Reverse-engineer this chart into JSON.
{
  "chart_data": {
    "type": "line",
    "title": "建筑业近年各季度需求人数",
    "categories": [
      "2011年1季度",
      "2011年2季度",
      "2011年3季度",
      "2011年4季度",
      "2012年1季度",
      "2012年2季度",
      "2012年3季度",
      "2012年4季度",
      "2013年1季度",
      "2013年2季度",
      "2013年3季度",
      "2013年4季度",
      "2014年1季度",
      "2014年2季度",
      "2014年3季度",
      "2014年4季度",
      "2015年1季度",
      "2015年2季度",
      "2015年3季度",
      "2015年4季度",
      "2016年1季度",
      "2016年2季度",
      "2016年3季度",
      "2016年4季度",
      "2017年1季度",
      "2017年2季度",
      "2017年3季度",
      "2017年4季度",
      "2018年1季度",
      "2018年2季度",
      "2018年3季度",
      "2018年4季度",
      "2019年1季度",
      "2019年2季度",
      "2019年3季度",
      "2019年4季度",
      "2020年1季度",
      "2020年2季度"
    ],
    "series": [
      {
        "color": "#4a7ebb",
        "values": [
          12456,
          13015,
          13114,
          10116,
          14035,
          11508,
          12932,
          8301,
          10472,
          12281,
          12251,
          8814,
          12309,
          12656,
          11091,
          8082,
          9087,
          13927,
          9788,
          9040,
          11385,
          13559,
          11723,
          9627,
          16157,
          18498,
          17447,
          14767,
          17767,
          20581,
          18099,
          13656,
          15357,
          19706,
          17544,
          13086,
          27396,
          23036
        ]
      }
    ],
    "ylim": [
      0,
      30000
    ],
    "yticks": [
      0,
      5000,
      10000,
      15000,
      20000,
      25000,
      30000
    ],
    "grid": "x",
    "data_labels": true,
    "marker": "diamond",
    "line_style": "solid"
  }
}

========

Written request: Please reproduce each line exactly as written.

Reply to the exercise:
Reverse-engineer this chart into JSON.
{
  "chart_data": {
    "type": "line",
    "title": "建筑业近年各季度需求人数",
    "categories": [
      "2011年1季度",
      "2011年2季度",
      "2011年3季度",
      "2011年4季度",
      "2012年1季度",
      "2012年2季度",
      "2012年3季度",
      "2012年4季度",
      "2013年1季度",
      "2013年2季度",
      "2013年3季度",
      "2013年4季度",
      "2014年1季度",
      "2014年2季度",
      "2014年3季度",
      "2014年4季度",
      "2015年1季度",
      "2015年2季度",
      "2015年3季度",
      "2015年4季度",
      "2016年1季度",
      "2016年2季度",
      "2016年3季度",
      "2016年4季度",
      "2017年1季度",
      "2017年2季度",
      "2017年3季度",
      "2017年4季度",
      "2018年1季度",
      "2018年2季度",
      "2018年3季度",
      "2018年4季度",
      "2019年1季度",
      "2019年2季度",
      "2019年3季度",
      "2019年4季度",
      "2020年1季度",
      "2020年2季度"
    ],
    "series": [
      {
        "color": "#4a7ebb",
        "values": [
          12456,
          13015,
          13114,
          10116,
          14035,
          11508,
          12932,
          8301,
          10472,
          12281,
          12251,
          8814,
          12309,
          12656,
          11091,
          8082,
          9087,
          13927,
          9788,
          9040,
          11385,
          13559,
          11723,
          9627,
          16157,
          18498,
          17447,
          14767,
          17767,
          20581,
          18099,
          13656,
          15357,
          19706,
          17544,
          13086,
          27396,
          23036
        ]
      }
    ],
    "ylim": [
      0,
      30000
    ],
    "yticks": [
      0,
      5000,
      10000,
      15000,
      20000,
      25000,
      30000
    ],
    "grid": "x",
    "data_labels": true,
    "marker": "diamond",
    "line_style": "solid"
  }
}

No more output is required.